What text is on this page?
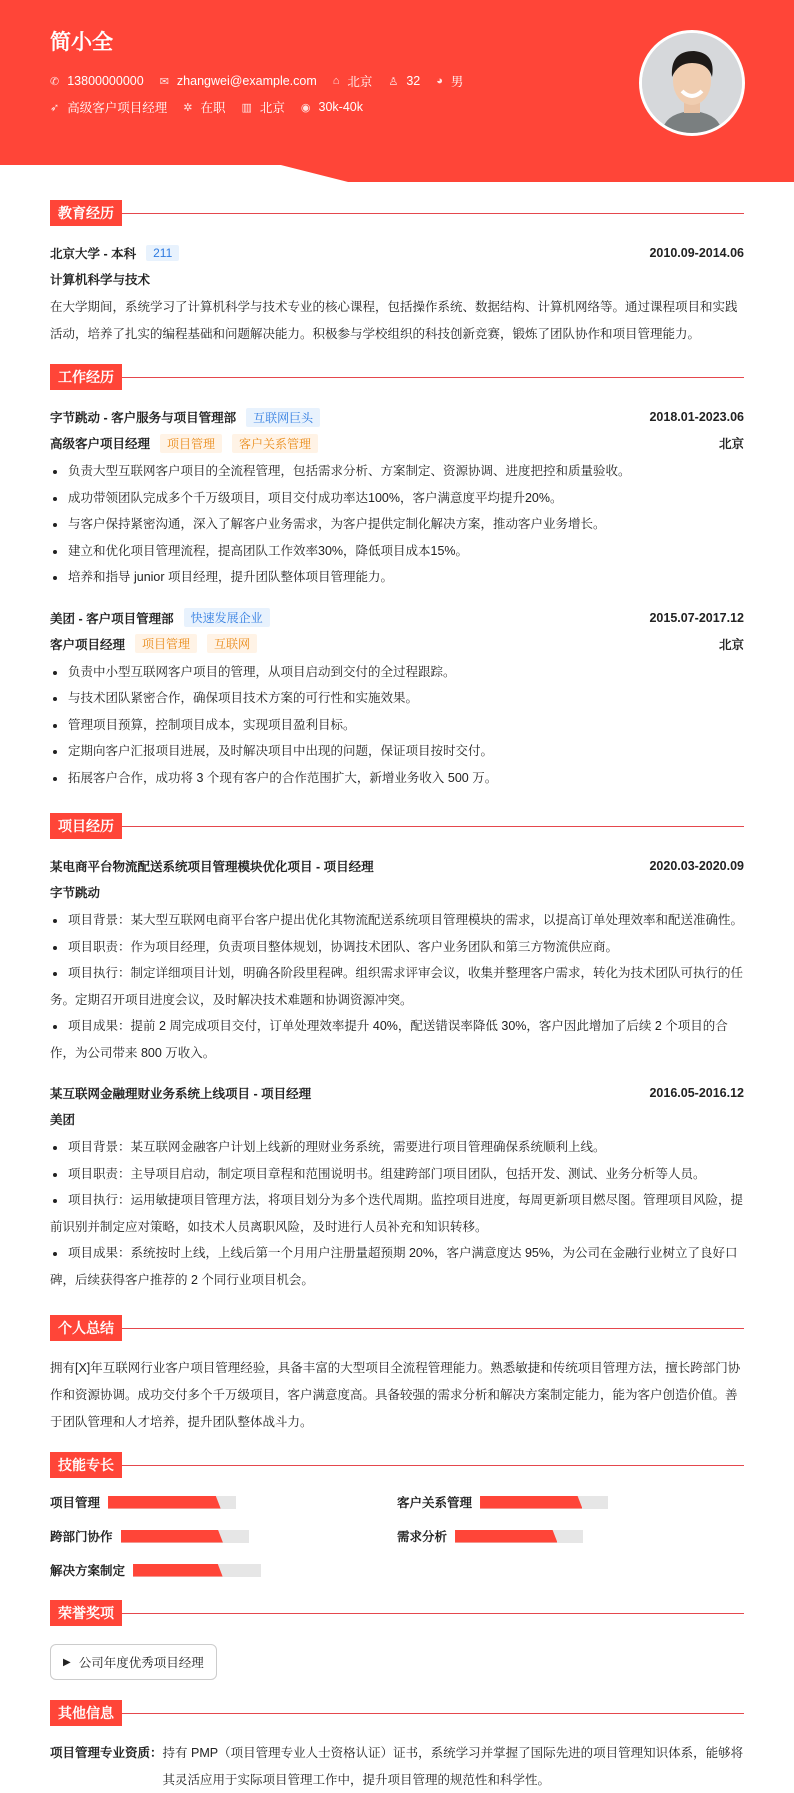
简小全
✆ 13800000000 ✉ zhangwei@example.com ⌂ 北京 ♙ 32 ◕ 男
➶ 高级客户项目经理 ✲ 在职 ▥ 北京 ◉ 30k-40k
教育经历
北京大学 - 本科	211	2010.09-2014.06
计算机科学与技术

在大学期间，系统学习了计算机科学与技术专业的核心课程，包括操作系统、数据结构、计算机网络等。通过课程项目和实践活动，培养了扎实的编程基础和问题解决能力。积极参与学校组织的科技创新竞赛，锻炼了团队协作和项目管理能力。

工作经历
字节跳动 - 客户服务与项目管理部	互联网巨头	2018.01-2023.06
高级客户项目经理	项目管理	客户关系管理	北京
负责大型互联网客户项目的全流程管理，包括需求分析、方案制定、资源协调、进度把控和质量验收。
成功带领团队完成多个千万级项目，项目交付成功率达100%，客户满意度平均提升20%。
与客户保持紧密沟通，深入了解客户业务需求，为客户提供定制化解决方案，推动客户业务增长。
建立和优化项目管理流程，提高团队工作效率30%，降低项目成本15%。
培养和指导 junior 项目经理，提升团队整体项目管理能力。
美团 - 客户项目管理部	快速发展企业	2015.07-2017.12
客户项目经理	项目管理	互联网	北京
负责中小型互联网客户项目的管理，从项目启动到交付的全过程跟踪。
与技术团队紧密合作，确保项目技术方案的可行性和实施效果。
管理项目预算，控制项目成本，实现项目盈利目标。
定期向客户汇报项目进展，及时解决项目中出现的问题，保证项目按时交付。
拓展客户合作，成功将 3 个现有客户的合作范围扩大，新增业务收入 500 万。
项目经历
某电商平台物流配送系统项目管理模块优化项目 - 项目经理	2020.03-2020.09
字节跳动
项目背景：某大型互联网电商平台客户提出优化其物流配送系统项目管理模块的需求，以提高订单处理效率和配送准确性。
项目职责：作为项目经理，负责项目整体规划，协调技术团队、客户业务团队和第三方物流供应商。
项目执行：制定详细项目计划，明确各阶段里程碑。组织需求评审会议，收集并整理客户需求，转化为技术团队可执行的任务。定期召开项目进度会议，及时解决技术难题和协调资源冲突。
项目成果：提前 2 周完成项目交付，订单处理效率提升 40%，配送错误率降低 30%，客户因此增加了后续 2 个项目的合作，为公司带来 800 万收入。
某互联网金融理财业务系统上线项目 - 项目经理	2016.05-2016.12
美团
项目背景：某互联网金融客户计划上线新的理财业务系统，需要进行项目管理确保系统顺利上线。
项目职责：主导项目启动，制定项目章程和范围说明书。组建跨部门项目团队，包括开发、测试、业务分析等人员。
项目执行：运用敏捷项目管理方法，将项目划分为多个迭代周期。监控项目进度，每周更新项目燃尽图。管理项目风险，提前识别并制定应对策略，如技术人员离职风险，及时进行人员补充和知识转移。
项目成果：系统按时上线，上线后第一个月用户注册量超预期 20%，客户满意度达 95%，为公司在金融行业树立了良好口碑，后续获得客户推荐的 2 个同行业项目机会。
个人总结

拥有[X]年互联网行业客户项目管理经验，具备丰富的大型项目全流程管理能力。熟悉敏捷和传统项目管理方法，擅长跨部门协作和资源协调。成功交付多个千万级项目，客户满意度高。具备较强的需求分析和解决方案制定能力，能为客户创造价值。善于团队管理和人才培养，提升团队整体战斗力。

技能专长
项目管理	客户关系管理
跨部门协作	需求分析
解决方案制定
荣誉奖项
▶ 公司年度优秀项目经理
其他信息
项目管理专业资质： 持有 PMP（项目管理专业人士资格认证）证书，系统学习并掌握了国际先进的项目管理知识体系，能够将其灵活应用于实际项目管理工作中，提升项目管理的规范性和科学性。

◇ ◇ ◇ ◇ ◇ ◇ ◇

## YOUR TASK:
The material above holds pictures; copy everything else in it exactly.

## RESULT OF THE TASK:
What text is on this page?
简小全
✆ 13800000000 ✉ zhangwei@example.com ⌂ 北京 ♙ 32 ◕ 男
➶ 高级客户项目经理 ✲ 在职 ▥ 北京 ◉ 30k-40k
教育经历
北京大学 - 本科	211	2010.09-2014.06
计算机科学与技术

在大学期间，系统学习了计算机科学与技术专业的核心课程，包括操作系统、数据结构、计算机网络等。通过课程项目和实践活动，培养了扎实的编程基础和问题解决能力。积极参与学校组织的科技创新竞赛，锻炼了团队协作和项目管理能力。

工作经历
字节跳动 - 客户服务与项目管理部	互联网巨头	2018.01-2023.06
高级客户项目经理	项目管理	客户关系管理	北京
负责大型互联网客户项目的全流程管理，包括需求分析、方案制定、资源协调、进度把控和质量验收。
成功带领团队完成多个千万级项目，项目交付成功率达100%，客户满意度平均提升20%。
与客户保持紧密沟通，深入了解客户业务需求，为客户提供定制化解决方案，推动客户业务增长。
建立和优化项目管理流程，提高团队工作效率30%，降低项目成本15%。
培养和指导 junior 项目经理，提升团队整体项目管理能力。
美团 - 客户项目管理部	快速发展企业	2015.07-2017.12
客户项目经理	项目管理	互联网	北京
负责中小型互联网客户项目的管理，从项目启动到交付的全过程跟踪。
与技术团队紧密合作，确保项目技术方案的可行性和实施效果。
管理项目预算，控制项目成本，实现项目盈利目标。
定期向客户汇报项目进展，及时解决项目中出现的问题，保证项目按时交付。
拓展客户合作，成功将 3 个现有客户的合作范围扩大，新增业务收入 500 万。
项目经历
某电商平台物流配送系统项目管理模块优化项目 - 项目经理	2020.03-2020.09
字节跳动
项目背景：某大型互联网电商平台客户提出优化其物流配送系统项目管理模块的需求，以提高订单处理效率和配送准确性。
项目职责：作为项目经理，负责项目整体规划，协调技术团队、客户业务团队和第三方物流供应商。
项目执行：制定详细项目计划，明确各阶段里程碑。组织需求评审会议，收集并整理客户需求，转化为技术团队可执行的任务。定期召开项目进度会议，及时解决技术难题和协调资源冲突。
项目成果：提前 2 周完成项目交付，订单处理效率提升 40%，配送错误率降低 30%，客户因此增加了后续 2 个项目的合作，为公司带来 800 万收入。
某互联网金融理财业务系统上线项目 - 项目经理	2016.05-2016.12
美团
项目背景：某互联网金融客户计划上线新的理财业务系统，需要进行项目管理确保系统顺利上线。
项目职责：主导项目启动，制定项目章程和范围说明书。组建跨部门项目团队，包括开发、测试、业务分析等人员。
项目执行：运用敏捷项目管理方法，将项目划分为多个迭代周期。监控项目进度，每周更新项目燃尽图。管理项目风险，提前识别并制定应对策略，如技术人员离职风险，及时进行人员补充和知识转移。
项目成果：系统按时上线，上线后第一个月用户注册量超预期 20%，客户满意度达 95%，为公司在金融行业树立了良好口碑，后续获得客户推荐的 2 个同行业项目机会。
个人总结

拥有[X]年互联网行业客户项目管理经验，具备丰富的大型项目全流程管理能力。熟悉敏捷和传统项目管理方法，擅长跨部门协作和资源协调。成功交付多个千万级项目，客户满意度高。具备较强的需求分析和解决方案制定能力，能为客户创造价值。善于团队管理和人才培养，提升团队整体战斗力。

技能专长
项目管理	客户关系管理
跨部门协作	需求分析
解决方案制定
荣誉奖项
▶ 公司年度优秀项目经理
其他信息
项目管理专业资质： 持有 PMP（项目管理专业人士资格认证）证书，系统学习并掌握了国际先进的项目管理知识体系，能够将其灵活应用于实际项目管理工作中，提升项目管理的规范性和科学性。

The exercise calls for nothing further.